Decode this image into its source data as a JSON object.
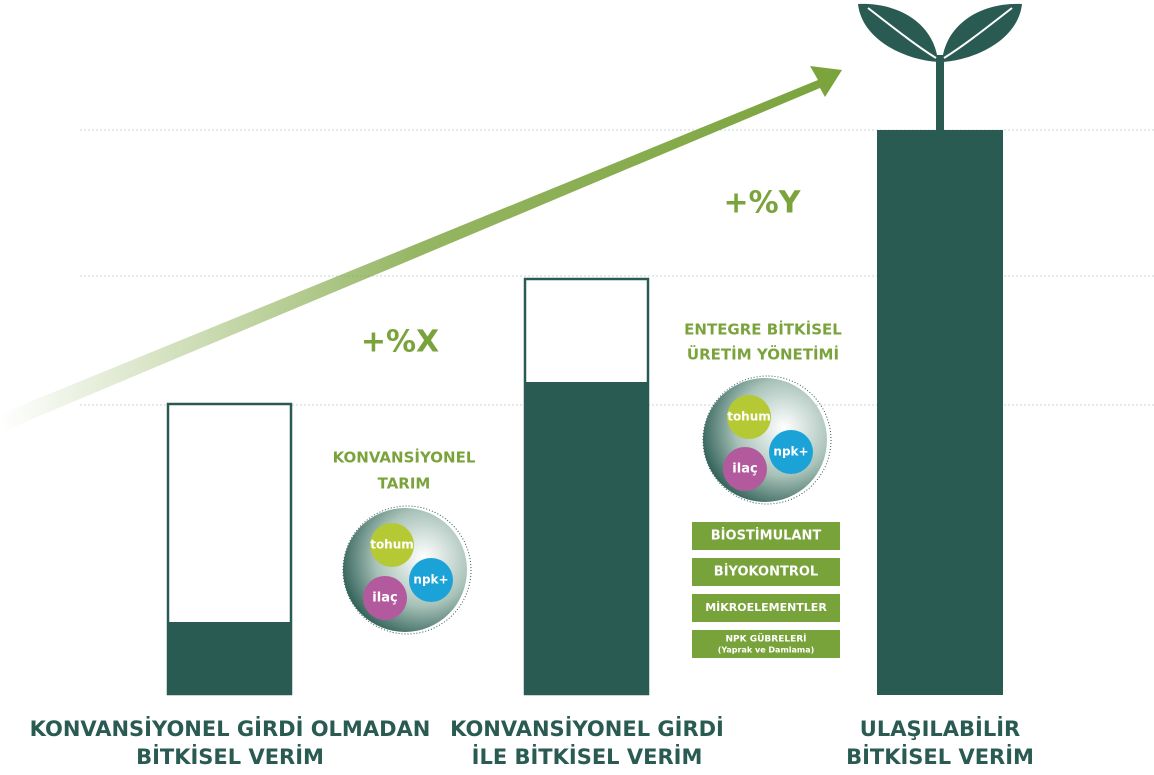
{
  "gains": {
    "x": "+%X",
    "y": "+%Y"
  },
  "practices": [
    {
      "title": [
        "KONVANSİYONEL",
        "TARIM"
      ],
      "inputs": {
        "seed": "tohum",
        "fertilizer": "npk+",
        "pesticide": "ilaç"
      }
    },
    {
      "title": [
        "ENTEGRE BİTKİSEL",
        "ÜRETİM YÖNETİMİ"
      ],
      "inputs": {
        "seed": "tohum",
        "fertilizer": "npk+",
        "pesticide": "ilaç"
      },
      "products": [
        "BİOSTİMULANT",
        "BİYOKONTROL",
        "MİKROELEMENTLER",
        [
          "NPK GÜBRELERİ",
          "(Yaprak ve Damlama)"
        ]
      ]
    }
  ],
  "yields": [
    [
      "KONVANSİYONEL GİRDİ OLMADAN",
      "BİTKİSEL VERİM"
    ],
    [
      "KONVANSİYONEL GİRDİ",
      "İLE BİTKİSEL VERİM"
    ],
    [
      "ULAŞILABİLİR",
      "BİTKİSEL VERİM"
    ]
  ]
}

Exercise instructions
The records above must be printed exactly; the pictures stay out.

Answer to the problem
Decode this image into its source data as a JSON object.
{
  "gains": {
    "x": "+%X",
    "y": "+%Y"
  },
  "practices": [
    {
      "title": [
        "KONVANSİYONEL",
        "TARIM"
      ],
      "inputs": {
        "seed": "tohum",
        "fertilizer": "npk+",
        "pesticide": "ilaç"
      }
    },
    {
      "title": [
        "ENTEGRE BİTKİSEL",
        "ÜRETİM YÖNETİMİ"
      ],
      "inputs": {
        "seed": "tohum",
        "fertilizer": "npk+",
        "pesticide": "ilaç"
      },
      "products": [
        "BİOSTİMULANT",
        "BİYOKONTROL",
        "MİKROELEMENTLER",
        [
          "NPK GÜBRELERİ",
          "(Yaprak ve Damlama)"
        ]
      ]
    }
  ],
  "yields": [
    [
      "KONVANSİYONEL GİRDİ OLMADAN",
      "BİTKİSEL VERİM"
    ],
    [
      "KONVANSİYONEL GİRDİ",
      "İLE BİTKİSEL VERİM"
    ],
    [
      "ULAŞILABİLİR",
      "BİTKİSEL VERİM"
    ]
  ]
}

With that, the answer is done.